- Problem to solve
Each line of the material must be returned exactly.

# Start of Data provided

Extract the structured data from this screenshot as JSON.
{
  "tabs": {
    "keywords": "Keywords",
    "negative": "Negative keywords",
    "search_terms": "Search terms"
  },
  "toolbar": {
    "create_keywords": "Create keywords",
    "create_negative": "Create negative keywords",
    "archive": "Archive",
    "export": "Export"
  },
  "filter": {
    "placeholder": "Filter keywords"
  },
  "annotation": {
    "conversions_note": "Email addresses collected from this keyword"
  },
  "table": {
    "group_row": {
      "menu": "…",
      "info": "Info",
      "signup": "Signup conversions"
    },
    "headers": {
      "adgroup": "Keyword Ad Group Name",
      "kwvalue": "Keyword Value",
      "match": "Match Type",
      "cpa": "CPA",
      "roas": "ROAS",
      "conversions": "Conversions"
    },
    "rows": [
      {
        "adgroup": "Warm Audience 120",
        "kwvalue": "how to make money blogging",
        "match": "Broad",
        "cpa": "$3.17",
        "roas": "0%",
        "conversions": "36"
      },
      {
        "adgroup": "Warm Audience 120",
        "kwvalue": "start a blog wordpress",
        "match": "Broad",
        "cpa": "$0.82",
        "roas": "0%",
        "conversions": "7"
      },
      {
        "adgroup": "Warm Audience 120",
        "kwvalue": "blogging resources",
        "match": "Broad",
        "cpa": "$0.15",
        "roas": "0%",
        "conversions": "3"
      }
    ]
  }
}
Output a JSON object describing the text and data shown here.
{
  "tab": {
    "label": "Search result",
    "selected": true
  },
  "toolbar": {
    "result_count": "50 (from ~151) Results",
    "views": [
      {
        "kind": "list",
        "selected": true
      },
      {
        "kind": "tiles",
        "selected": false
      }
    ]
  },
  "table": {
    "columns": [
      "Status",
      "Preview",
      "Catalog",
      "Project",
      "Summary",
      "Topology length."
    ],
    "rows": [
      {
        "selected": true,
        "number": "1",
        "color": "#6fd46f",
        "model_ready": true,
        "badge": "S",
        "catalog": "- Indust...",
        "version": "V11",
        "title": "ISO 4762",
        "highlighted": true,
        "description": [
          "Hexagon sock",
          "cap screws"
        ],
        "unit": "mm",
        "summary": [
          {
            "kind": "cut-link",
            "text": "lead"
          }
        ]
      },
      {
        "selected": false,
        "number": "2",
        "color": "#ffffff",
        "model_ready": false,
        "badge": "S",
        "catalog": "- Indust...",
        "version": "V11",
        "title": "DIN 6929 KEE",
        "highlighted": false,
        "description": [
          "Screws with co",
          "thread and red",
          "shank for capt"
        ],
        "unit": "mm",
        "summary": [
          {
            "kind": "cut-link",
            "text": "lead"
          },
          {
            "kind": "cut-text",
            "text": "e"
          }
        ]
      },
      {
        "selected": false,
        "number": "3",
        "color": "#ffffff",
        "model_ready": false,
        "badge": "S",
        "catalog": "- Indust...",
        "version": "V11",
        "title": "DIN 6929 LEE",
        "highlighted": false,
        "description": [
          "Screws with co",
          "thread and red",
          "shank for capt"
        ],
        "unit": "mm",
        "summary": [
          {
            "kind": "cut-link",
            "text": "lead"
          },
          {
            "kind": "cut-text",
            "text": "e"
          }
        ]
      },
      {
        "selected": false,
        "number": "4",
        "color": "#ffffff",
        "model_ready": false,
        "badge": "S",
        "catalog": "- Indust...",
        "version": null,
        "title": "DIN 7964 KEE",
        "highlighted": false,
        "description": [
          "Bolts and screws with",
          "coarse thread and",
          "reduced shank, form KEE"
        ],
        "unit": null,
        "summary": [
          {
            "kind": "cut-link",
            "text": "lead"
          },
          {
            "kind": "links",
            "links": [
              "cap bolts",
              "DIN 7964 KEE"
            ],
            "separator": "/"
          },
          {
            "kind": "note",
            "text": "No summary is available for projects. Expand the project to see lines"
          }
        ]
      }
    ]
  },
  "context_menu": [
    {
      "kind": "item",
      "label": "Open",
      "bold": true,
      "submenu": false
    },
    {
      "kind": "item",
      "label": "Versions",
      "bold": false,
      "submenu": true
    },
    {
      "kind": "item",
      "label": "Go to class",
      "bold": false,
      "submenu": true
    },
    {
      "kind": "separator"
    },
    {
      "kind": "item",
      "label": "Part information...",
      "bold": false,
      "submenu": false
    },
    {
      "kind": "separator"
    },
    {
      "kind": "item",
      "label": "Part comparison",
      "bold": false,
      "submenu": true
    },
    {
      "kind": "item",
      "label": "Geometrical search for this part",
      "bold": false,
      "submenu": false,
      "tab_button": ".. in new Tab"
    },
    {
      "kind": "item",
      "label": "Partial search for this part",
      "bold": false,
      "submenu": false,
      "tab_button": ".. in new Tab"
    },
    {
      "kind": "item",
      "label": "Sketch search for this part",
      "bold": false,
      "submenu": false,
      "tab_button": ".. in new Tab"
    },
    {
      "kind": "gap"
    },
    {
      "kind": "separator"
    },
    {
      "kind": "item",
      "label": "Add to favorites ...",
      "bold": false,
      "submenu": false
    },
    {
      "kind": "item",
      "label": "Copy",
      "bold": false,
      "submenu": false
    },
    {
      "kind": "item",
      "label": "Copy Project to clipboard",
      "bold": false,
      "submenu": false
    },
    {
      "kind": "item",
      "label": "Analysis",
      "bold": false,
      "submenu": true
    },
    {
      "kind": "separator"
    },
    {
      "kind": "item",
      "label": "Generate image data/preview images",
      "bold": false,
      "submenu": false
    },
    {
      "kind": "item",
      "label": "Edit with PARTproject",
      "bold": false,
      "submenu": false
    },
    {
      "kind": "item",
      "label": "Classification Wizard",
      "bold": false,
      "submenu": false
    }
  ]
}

# End of Data provided

- Answer for the task
Extract the structured data from this screenshot as JSON.
{
  "tabs": {
    "keywords": "Keywords",
    "negative": "Negative keywords",
    "search_terms": "Search terms"
  },
  "toolbar": {
    "create_keywords": "Create keywords",
    "create_negative": "Create negative keywords",
    "archive": "Archive",
    "export": "Export"
  },
  "filter": {
    "placeholder": "Filter keywords"
  },
  "annotation": {
    "conversions_note": "Email addresses collected from this keyword"
  },
  "table": {
    "group_row": {
      "menu": "…",
      "info": "Info",
      "signup": "Signup conversions"
    },
    "headers": {
      "adgroup": "Keyword Ad Group Name",
      "kwvalue": "Keyword Value",
      "match": "Match Type",
      "cpa": "CPA",
      "roas": "ROAS",
      "conversions": "Conversions"
    },
    "rows": [
      {
        "adgroup": "Warm Audience 120",
        "kwvalue": "how to make money blogging",
        "match": "Broad",
        "cpa": "$3.17",
        "roas": "0%",
        "conversions": "36"
      },
      {
        "adgroup": "Warm Audience 120",
        "kwvalue": "start a blog wordpress",
        "match": "Broad",
        "cpa": "$0.82",
        "roas": "0%",
        "conversions": "7"
      },
      {
        "adgroup": "Warm Audience 120",
        "kwvalue": "blogging resources",
        "match": "Broad",
        "cpa": "$0.15",
        "roas": "0%",
        "conversions": "3"
      }
    ]
  }
}
Output a JSON object describing the text and data shown here.
{
  "tab": {
    "label": "Search result",
    "selected": true
  },
  "toolbar": {
    "result_count": "50 (from ~151) Results",
    "views": [
      {
        "kind": "list",
        "selected": true
      },
      {
        "kind": "tiles",
        "selected": false
      }
    ]
  },
  "table": {
    "columns": [
      "Status",
      "Preview",
      "Catalog",
      "Project",
      "Summary",
      "Topology length."
    ],
    "rows": [
      {
        "selected": true,
        "number": "1",
        "color": "#6fd46f",
        "model_ready": true,
        "badge": "S",
        "catalog": "- Indust...",
        "version": "V11",
        "title": "ISO 4762",
        "highlighted": true,
        "description": [
          "Hexagon sock",
          "cap screws"
        ],
        "unit": "mm",
        "summary": [
          {
            "kind": "cut-link",
            "text": "lead"
          }
        ]
      },
      {
        "selected": false,
        "number": "2",
        "color": "#ffffff",
        "model_ready": false,
        "badge": "S",
        "catalog": "- Indust...",
        "version": "V11",
        "title": "DIN 6929 KEE",
        "highlighted": false,
        "description": [
          "Screws with co",
          "thread and red",
          "shank for capt"
        ],
        "unit": "mm",
        "summary": [
          {
            "kind": "cut-link",
            "text": "lead"
          },
          {
            "kind": "cut-text",
            "text": "e"
          }
        ]
      },
      {
        "selected": false,
        "number": "3",
        "color": "#ffffff",
        "model_ready": false,
        "badge": "S",
        "catalog": "- Indust...",
        "version": "V11",
        "title": "DIN 6929 LEE",
        "highlighted": false,
        "description": [
          "Screws with co",
          "thread and red",
          "shank for capt"
        ],
        "unit": "mm",
        "summary": [
          {
            "kind": "cut-link",
            "text": "lead"
          },
          {
            "kind": "cut-text",
            "text": "e"
          }
        ]
      },
      {
        "selected": false,
        "number": "4",
        "color": "#ffffff",
        "model_ready": false,
        "badge": "S",
        "catalog": "- Indust...",
        "version": null,
        "title": "DIN 7964 KEE",
        "highlighted": false,
        "description": [
          "Bolts and screws with",
          "coarse thread and",
          "reduced shank, form KEE"
        ],
        "unit": null,
        "summary": [
          {
            "kind": "cut-link",
            "text": "lead"
          },
          {
            "kind": "links",
            "links": [
              "cap bolts",
              "DIN 7964 KEE"
            ],
            "separator": "/"
          },
          {
            "kind": "note",
            "text": "No summary is available for projects. Expand the project to see lines"
          }
        ]
      }
    ]
  },
  "context_menu": [
    {
      "kind": "item",
      "label": "Open",
      "bold": true,
      "submenu": false
    },
    {
      "kind": "item",
      "label": "Versions",
      "bold": false,
      "submenu": true
    },
    {
      "kind": "item",
      "label": "Go to class",
      "bold": false,
      "submenu": true
    },
    {
      "kind": "separator"
    },
    {
      "kind": "item",
      "label": "Part information...",
      "bold": false,
      "submenu": false
    },
    {
      "kind": "separator"
    },
    {
      "kind": "item",
      "label": "Part comparison",
      "bold": false,
      "submenu": true
    },
    {
      "kind": "item",
      "label": "Geometrical search for this part",
      "bold": false,
      "submenu": false,
      "tab_button": ".. in new Tab"
    },
    {
      "kind": "item",
      "label": "Partial search for this part",
      "bold": false,
      "submenu": false,
      "tab_button": ".. in new Tab"
    },
    {
      "kind": "item",
      "label": "Sketch search for this part",
      "bold": false,
      "submenu": false,
      "tab_button": ".. in new Tab"
    },
    {
      "kind": "gap"
    },
    {
      "kind": "separator"
    },
    {
      "kind": "item",
      "label": "Add to favorites ...",
      "bold": false,
      "submenu": false
    },
    {
      "kind": "item",
      "label": "Copy",
      "bold": false,
      "submenu": false
    },
    {
      "kind": "item",
      "label": "Copy Project to clipboard",
      "bold": false,
      "submenu": false
    },
    {
      "kind": "item",
      "label": "Analysis",
      "bold": false,
      "submenu": true
    },
    {
      "kind": "separator"
    },
    {
      "kind": "item",
      "label": "Generate image data/preview images",
      "bold": false,
      "submenu": false
    },
    {
      "kind": "item",
      "label": "Edit with PARTproject",
      "bold": false,
      "submenu": false
    },
    {
      "kind": "item",
      "label": "Classification Wizard",
      "bold": false,
      "submenu": false
    }
  ]
}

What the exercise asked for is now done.